_STATED TASK:_ Write out the material below again, unchanged.

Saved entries
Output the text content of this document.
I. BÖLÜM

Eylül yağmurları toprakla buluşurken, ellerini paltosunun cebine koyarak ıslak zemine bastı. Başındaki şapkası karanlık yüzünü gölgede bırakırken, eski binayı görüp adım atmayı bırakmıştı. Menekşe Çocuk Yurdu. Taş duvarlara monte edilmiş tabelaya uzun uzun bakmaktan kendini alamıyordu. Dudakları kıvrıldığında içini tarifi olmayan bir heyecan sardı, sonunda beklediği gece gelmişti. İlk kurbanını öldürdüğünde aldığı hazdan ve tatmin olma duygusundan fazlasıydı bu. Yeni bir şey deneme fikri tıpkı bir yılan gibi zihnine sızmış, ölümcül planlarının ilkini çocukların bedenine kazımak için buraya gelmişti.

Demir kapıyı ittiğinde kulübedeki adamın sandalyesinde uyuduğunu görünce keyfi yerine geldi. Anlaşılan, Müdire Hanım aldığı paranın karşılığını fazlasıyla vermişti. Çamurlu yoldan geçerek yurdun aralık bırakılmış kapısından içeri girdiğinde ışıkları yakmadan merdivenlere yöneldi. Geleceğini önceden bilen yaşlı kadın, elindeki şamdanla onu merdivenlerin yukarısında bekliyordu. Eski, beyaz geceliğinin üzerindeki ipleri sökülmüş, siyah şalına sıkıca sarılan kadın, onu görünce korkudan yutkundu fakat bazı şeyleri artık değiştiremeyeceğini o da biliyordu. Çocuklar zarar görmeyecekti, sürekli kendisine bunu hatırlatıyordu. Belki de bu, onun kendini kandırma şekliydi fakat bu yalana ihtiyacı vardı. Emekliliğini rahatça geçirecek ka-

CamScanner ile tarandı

_TASK SOLUTION:_
Output the text content of this document.
I. BÖLÜM

Eylül yağmurları toprakla buluşurken, ellerini paltosunun cebine koyarak ıslak zemine bastı. Başındaki şapkası karanlık yüzünü gölgede bırakırken, eski binayı görüp adım atmayı bırakmıştı. Menekşe Çocuk Yurdu. Taş duvarlara monte edilmiş tabelaya uzun uzun bakmaktan kendini alamıyordu. Dudakları kıvrıldığında içini tarifi olmayan bir heyecan sardı, sonunda beklediği gece gelmişti. İlk kurbanını öldürdüğünde aldığı hazdan ve tatmin olma duygusundan fazlasıydı bu. Yeni bir şey deneme fikri tıpkı bir yılan gibi zihnine sızmış, ölümcül planlarının ilkini çocukların bedenine kazımak için buraya gelmişti.

Demir kapıyı ittiğinde kulübedeki adamın sandalyesinde uyuduğunu görünce keyfi yerine geldi. Anlaşılan, Müdire Hanım aldığı paranın karşılığını fazlasıyla vermişti. Çamurlu yoldan geçerek yurdun aralık bırakılmış kapısından içeri girdiğinde ışıkları yakmadan merdivenlere yöneldi. Geleceğini önceden bilen yaşlı kadın, elindeki şamdanla onu merdivenlerin yukarısında bekliyordu. Eski, beyaz geceliğinin üzerindeki ipleri sökülmüş, siyah şalına sıkıca sarılan kadın, onu görünce korkudan yutkundu fakat bazı şeyleri artık değiştiremeyeceğini o da biliyordu. Çocuklar zarar görmeyecekti, sürekli kendisine bunu hatırlatıyordu. Belki de bu, onun kendini kandırma şekliydi fakat bu yalana ihtiyacı vardı. Emekliliğini rahatça geçirecek ka-

CamScanner ile tarandı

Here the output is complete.